#### INFORMATION SUPPLIED
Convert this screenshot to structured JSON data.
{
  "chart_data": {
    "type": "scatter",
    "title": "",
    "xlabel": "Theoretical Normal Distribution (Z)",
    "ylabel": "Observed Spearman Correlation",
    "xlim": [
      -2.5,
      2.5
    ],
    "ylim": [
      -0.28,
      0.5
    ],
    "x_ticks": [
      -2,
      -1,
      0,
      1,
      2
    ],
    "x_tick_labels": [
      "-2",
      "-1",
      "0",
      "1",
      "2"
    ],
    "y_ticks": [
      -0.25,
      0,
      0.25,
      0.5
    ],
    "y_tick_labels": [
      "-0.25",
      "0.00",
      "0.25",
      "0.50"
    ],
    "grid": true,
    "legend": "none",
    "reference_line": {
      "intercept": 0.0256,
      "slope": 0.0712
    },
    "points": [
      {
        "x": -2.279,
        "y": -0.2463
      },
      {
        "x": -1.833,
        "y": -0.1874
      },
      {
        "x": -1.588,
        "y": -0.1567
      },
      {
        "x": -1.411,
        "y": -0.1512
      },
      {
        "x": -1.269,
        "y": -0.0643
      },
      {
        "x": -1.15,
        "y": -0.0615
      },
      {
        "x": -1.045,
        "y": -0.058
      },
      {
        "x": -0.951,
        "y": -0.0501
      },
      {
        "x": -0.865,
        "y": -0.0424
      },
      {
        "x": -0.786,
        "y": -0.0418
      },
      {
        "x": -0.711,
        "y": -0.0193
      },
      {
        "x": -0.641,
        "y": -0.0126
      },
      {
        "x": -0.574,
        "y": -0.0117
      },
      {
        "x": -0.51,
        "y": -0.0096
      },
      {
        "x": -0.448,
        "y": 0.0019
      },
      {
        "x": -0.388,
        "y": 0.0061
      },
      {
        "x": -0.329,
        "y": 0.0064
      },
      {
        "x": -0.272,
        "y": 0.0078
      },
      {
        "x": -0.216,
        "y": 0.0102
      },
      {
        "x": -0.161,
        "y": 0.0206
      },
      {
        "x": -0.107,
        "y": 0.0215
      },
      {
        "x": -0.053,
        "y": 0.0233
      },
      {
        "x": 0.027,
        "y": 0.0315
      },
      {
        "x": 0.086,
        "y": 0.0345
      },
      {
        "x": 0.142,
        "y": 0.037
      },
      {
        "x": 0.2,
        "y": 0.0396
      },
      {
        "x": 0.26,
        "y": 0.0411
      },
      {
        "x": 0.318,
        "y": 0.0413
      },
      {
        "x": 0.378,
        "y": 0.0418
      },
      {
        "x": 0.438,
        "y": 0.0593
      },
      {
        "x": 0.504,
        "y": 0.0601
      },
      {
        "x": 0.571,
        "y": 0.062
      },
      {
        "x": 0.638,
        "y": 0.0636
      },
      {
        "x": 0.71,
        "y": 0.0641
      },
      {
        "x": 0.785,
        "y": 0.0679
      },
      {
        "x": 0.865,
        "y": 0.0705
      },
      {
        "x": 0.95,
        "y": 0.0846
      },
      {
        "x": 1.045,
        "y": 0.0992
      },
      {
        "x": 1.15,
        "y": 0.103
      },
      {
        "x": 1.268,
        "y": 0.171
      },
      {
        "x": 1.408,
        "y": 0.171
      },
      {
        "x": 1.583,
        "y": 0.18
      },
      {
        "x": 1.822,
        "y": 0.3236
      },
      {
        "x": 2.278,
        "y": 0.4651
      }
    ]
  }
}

#### WHAT IS BEING ASKED
Quote all of the entries verbatim.

#### RESULT
Convert this screenshot to structured JSON data.
{
  "chart_data": {
    "type": "scatter",
    "title": "",
    "xlabel": "Theoretical Normal Distribution (Z)",
    "ylabel": "Observed Spearman Correlation",
    "xlim": [
      -2.5,
      2.5
    ],
    "ylim": [
      -0.28,
      0.5
    ],
    "x_ticks": [
      -2,
      -1,
      0,
      1,
      2
    ],
    "x_tick_labels": [
      "-2",
      "-1",
      "0",
      "1",
      "2"
    ],
    "y_ticks": [
      -0.25,
      0,
      0.25,
      0.5
    ],
    "y_tick_labels": [
      "-0.25",
      "0.00",
      "0.25",
      "0.50"
    ],
    "grid": true,
    "legend": "none",
    "reference_line": {
      "intercept": 0.0256,
      "slope": 0.0712
    },
    "points": [
      {
        "x": -2.279,
        "y": -0.2463
      },
      {
        "x": -1.833,
        "y": -0.1874
      },
      {
        "x": -1.588,
        "y": -0.1567
      },
      {
        "x": -1.411,
        "y": -0.1512
      },
      {
        "x": -1.269,
        "y": -0.0643
      },
      {
        "x": -1.15,
        "y": -0.0615
      },
      {
        "x": -1.045,
        "y": -0.058
      },
      {
        "x": -0.951,
        "y": -0.0501
      },
      {
        "x": -0.865,
        "y": -0.0424
      },
      {
        "x": -0.786,
        "y": -0.0418
      },
      {
        "x": -0.711,
        "y": -0.0193
      },
      {
        "x": -0.641,
        "y": -0.0126
      },
      {
        "x": -0.574,
        "y": -0.0117
      },
      {
        "x": -0.51,
        "y": -0.0096
      },
      {
        "x": -0.448,
        "y": 0.0019
      },
      {
        "x": -0.388,
        "y": 0.0061
      },
      {
        "x": -0.329,
        "y": 0.0064
      },
      {
        "x": -0.272,
        "y": 0.0078
      },
      {
        "x": -0.216,
        "y": 0.0102
      },
      {
        "x": -0.161,
        "y": 0.0206
      },
      {
        "x": -0.107,
        "y": 0.0215
      },
      {
        "x": -0.053,
        "y": 0.0233
      },
      {
        "x": 0.027,
        "y": 0.0315
      },
      {
        "x": 0.086,
        "y": 0.0345
      },
      {
        "x": 0.142,
        "y": 0.037
      },
      {
        "x": 0.2,
        "y": 0.0396
      },
      {
        "x": 0.26,
        "y": 0.0411
      },
      {
        "x": 0.318,
        "y": 0.0413
      },
      {
        "x": 0.378,
        "y": 0.0418
      },
      {
        "x": 0.438,
        "y": 0.0593
      },
      {
        "x": 0.504,
        "y": 0.0601
      },
      {
        "x": 0.571,
        "y": 0.062
      },
      {
        "x": 0.638,
        "y": 0.0636
      },
      {
        "x": 0.71,
        "y": 0.0641
      },
      {
        "x": 0.785,
        "y": 0.0679
      },
      {
        "x": 0.865,
        "y": 0.0705
      },
      {
        "x": 0.95,
        "y": 0.0846
      },
      {
        "x": 1.045,
        "y": 0.0992
      },
      {
        "x": 1.15,
        "y": 0.103
      },
      {
        "x": 1.268,
        "y": 0.171
      },
      {
        "x": 1.408,
        "y": 0.171
      },
      {
        "x": 1.583,
        "y": 0.18
      },
      {
        "x": 1.822,
        "y": 0.3236
      },
      {
        "x": 2.278,
        "y": 0.4651
      }
    ]
  }
}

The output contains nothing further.